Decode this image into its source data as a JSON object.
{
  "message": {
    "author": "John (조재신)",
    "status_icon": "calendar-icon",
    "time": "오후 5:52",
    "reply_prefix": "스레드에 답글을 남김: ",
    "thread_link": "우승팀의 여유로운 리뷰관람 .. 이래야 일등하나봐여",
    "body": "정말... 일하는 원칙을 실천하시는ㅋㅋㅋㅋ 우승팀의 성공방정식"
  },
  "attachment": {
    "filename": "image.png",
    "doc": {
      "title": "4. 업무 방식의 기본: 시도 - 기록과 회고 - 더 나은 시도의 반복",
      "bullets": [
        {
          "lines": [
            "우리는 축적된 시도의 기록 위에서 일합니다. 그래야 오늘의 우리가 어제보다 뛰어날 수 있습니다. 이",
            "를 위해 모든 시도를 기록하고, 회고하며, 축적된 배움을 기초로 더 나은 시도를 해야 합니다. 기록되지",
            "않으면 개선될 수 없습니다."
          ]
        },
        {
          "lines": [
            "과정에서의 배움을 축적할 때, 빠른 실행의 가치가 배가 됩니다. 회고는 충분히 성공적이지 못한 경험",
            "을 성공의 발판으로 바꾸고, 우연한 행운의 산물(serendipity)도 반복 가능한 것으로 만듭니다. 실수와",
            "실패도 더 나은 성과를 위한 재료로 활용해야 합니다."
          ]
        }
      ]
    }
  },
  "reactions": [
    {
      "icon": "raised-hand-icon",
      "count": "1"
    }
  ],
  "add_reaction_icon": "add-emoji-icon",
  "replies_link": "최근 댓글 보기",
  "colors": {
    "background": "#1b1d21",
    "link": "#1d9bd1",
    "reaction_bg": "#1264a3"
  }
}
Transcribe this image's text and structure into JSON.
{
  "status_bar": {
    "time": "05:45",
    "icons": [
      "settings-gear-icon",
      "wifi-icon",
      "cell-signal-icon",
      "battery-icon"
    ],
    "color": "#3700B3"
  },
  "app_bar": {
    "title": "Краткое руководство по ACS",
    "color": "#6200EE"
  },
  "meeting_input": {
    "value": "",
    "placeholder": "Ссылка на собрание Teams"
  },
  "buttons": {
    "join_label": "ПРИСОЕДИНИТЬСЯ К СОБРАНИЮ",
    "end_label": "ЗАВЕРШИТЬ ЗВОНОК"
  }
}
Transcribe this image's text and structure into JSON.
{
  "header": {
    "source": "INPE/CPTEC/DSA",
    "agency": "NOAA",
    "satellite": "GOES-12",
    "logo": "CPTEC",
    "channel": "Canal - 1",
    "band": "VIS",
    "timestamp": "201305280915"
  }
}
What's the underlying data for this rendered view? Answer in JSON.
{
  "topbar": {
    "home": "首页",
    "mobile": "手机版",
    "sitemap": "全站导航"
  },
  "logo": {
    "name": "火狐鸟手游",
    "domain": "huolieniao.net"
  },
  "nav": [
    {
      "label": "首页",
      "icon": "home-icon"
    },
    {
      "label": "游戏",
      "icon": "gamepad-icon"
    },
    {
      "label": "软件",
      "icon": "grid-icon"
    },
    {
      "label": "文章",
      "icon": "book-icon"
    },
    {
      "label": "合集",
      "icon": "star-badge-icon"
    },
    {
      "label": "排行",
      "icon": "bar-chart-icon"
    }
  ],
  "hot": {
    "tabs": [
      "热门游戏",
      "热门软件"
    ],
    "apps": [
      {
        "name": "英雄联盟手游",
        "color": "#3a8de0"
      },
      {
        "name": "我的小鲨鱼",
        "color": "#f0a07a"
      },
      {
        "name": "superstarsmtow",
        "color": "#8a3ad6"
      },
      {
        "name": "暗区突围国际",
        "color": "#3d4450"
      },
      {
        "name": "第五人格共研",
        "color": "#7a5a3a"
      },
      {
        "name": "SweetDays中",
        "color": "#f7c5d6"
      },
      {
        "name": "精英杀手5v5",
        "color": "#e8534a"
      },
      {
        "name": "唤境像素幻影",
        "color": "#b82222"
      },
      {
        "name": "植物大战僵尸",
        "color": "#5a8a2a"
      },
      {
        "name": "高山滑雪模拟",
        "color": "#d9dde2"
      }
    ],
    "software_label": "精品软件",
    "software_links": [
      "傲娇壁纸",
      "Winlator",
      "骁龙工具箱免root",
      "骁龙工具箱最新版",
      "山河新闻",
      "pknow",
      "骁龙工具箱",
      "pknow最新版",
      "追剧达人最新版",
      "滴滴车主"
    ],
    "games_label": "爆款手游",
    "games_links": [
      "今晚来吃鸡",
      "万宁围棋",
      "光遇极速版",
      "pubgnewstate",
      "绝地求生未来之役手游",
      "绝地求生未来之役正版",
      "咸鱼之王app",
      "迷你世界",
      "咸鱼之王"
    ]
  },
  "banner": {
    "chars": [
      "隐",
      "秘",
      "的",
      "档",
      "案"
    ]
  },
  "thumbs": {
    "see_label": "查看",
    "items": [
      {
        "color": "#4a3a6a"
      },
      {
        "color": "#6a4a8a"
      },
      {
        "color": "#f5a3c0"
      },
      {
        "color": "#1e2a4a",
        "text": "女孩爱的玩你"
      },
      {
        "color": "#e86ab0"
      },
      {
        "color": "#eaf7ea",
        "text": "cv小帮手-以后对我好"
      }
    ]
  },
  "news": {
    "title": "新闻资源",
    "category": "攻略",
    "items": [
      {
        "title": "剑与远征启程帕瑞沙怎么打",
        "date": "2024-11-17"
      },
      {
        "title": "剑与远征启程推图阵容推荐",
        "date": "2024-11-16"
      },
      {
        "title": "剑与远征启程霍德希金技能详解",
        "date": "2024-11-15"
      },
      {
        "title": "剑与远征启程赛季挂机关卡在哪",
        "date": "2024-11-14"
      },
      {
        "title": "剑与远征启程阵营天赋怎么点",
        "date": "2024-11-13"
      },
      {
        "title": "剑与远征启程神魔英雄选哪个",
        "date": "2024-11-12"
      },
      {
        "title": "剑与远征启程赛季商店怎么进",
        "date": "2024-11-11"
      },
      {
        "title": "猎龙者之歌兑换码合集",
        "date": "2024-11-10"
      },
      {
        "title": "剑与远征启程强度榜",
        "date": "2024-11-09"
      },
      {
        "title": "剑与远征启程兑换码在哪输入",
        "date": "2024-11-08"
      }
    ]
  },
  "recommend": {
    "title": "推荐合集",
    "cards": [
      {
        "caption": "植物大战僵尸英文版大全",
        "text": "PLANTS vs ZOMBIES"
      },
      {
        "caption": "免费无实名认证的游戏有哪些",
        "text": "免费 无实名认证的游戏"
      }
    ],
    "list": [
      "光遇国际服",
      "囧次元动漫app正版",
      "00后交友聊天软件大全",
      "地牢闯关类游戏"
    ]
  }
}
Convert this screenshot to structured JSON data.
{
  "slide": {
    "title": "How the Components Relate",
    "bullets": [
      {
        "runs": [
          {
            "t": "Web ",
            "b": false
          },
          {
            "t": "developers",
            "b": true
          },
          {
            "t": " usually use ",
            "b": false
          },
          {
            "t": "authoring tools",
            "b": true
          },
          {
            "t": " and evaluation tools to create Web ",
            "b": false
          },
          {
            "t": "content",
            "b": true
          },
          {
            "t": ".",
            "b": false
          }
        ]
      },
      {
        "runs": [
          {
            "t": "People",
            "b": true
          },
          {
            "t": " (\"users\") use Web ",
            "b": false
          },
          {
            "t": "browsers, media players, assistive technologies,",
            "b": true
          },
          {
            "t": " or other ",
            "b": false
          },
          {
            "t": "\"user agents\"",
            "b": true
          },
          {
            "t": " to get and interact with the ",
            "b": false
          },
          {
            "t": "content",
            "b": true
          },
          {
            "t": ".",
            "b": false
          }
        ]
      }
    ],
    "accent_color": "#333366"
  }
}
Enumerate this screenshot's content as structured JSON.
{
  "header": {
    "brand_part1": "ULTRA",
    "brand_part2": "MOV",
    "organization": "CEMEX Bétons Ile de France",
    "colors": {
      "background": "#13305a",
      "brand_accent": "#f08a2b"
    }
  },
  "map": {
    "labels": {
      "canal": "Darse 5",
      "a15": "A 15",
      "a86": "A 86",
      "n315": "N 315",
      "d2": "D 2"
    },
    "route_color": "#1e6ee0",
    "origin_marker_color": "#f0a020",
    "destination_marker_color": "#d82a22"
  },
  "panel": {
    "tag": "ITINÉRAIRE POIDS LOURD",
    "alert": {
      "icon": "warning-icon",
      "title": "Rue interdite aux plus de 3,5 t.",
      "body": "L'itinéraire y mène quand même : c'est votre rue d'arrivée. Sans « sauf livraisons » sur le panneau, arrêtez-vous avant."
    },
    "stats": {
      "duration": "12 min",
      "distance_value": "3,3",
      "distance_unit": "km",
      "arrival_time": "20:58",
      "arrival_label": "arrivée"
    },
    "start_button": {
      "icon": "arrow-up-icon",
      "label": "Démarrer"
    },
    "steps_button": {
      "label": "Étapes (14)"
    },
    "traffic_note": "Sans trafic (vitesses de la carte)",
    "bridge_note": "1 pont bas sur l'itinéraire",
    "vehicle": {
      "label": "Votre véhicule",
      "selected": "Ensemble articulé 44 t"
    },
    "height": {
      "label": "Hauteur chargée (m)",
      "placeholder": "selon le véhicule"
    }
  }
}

^^^^^^^^^^^^^^^^

» **Task details**
Identify each line in the records above that contains the word "arrivée", and copy it out in full.

» **Response**
      "body": "L'itinéraire y mène quand même : c'est votre rue d'arrivée. Sans « sauf livraisons » sur le panneau, arrêtez-vous avant."
      "arrival_label": "arrivée"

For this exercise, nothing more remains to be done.